=== REQUIRED TASK ===
Copy the lines below word for word, leaving out any pictures.

start

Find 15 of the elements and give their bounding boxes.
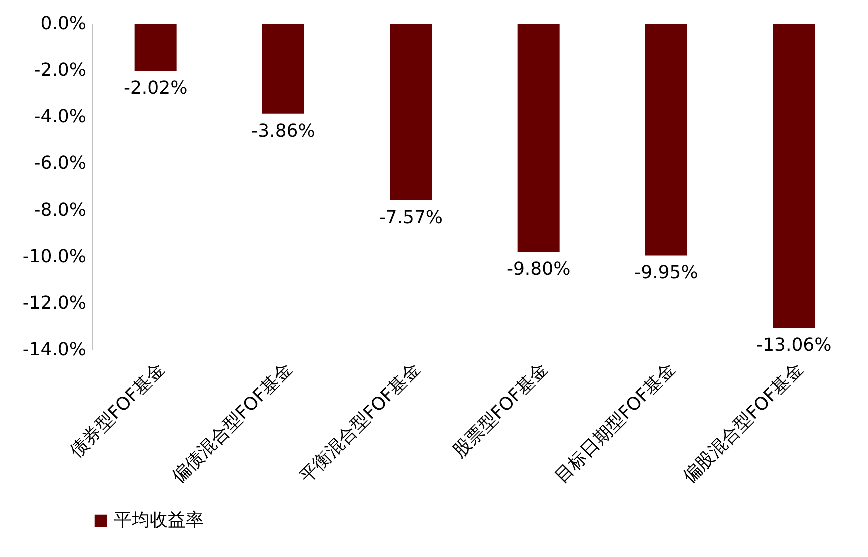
data-label: -3.86% bbox=[252, 120, 316, 142]
y-tick-label: -8.0% bbox=[34, 200, 86, 221]
y-tick-label: -14.0% bbox=[22, 340, 86, 360]
y-tick-label: -10.0% bbox=[22, 246, 86, 268]
y-tick-label: -4.0% bbox=[34, 106, 86, 128]
y-tick-label: -2.0% bbox=[34, 60, 86, 82]
y-tick-label: -12.0% bbox=[22, 292, 86, 314]
legend-label: 平均收益率 bbox=[114, 510, 204, 531]
y-tick-label: 0.0% bbox=[40, 14, 86, 34]
data-label: -7.57% bbox=[379, 207, 444, 228]
data-label: -9.95% bbox=[634, 262, 698, 284]
data-label: -2.02% bbox=[124, 78, 188, 100]
y-tick-label: -6.0% bbox=[34, 153, 86, 174]
data-label: -9.80% bbox=[506, 259, 571, 280]
data-label: -13.06% bbox=[756, 335, 832, 356]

end

=== IN RESPONSE ===
Find 15 of the elements and give their bounding boxes.
data-label: -3.86% bbox=[252, 120, 316, 142]
y-tick-label: -8.0% bbox=[34, 200, 86, 221]
y-tick-label: -14.0% bbox=[22, 340, 86, 360]
y-tick-label: -10.0% bbox=[22, 246, 86, 268]
y-tick-label: -4.0% bbox=[34, 106, 86, 128]
y-tick-label: -2.0% bbox=[34, 60, 86, 82]
y-tick-label: -12.0% bbox=[22, 292, 86, 314]
legend-label: 平均收益率 bbox=[114, 510, 204, 531]
y-tick-label: 0.0% bbox=[40, 14, 86, 34]
data-label: -7.57% bbox=[379, 207, 444, 228]
data-label: -9.95% bbox=[634, 262, 698, 284]
data-label: -2.02% bbox=[124, 78, 188, 100]
y-tick-label: -6.0% bbox=[34, 153, 86, 174]
data-label: -9.80% bbox=[506, 259, 571, 280]
data-label: -13.06% bbox=[756, 335, 832, 356]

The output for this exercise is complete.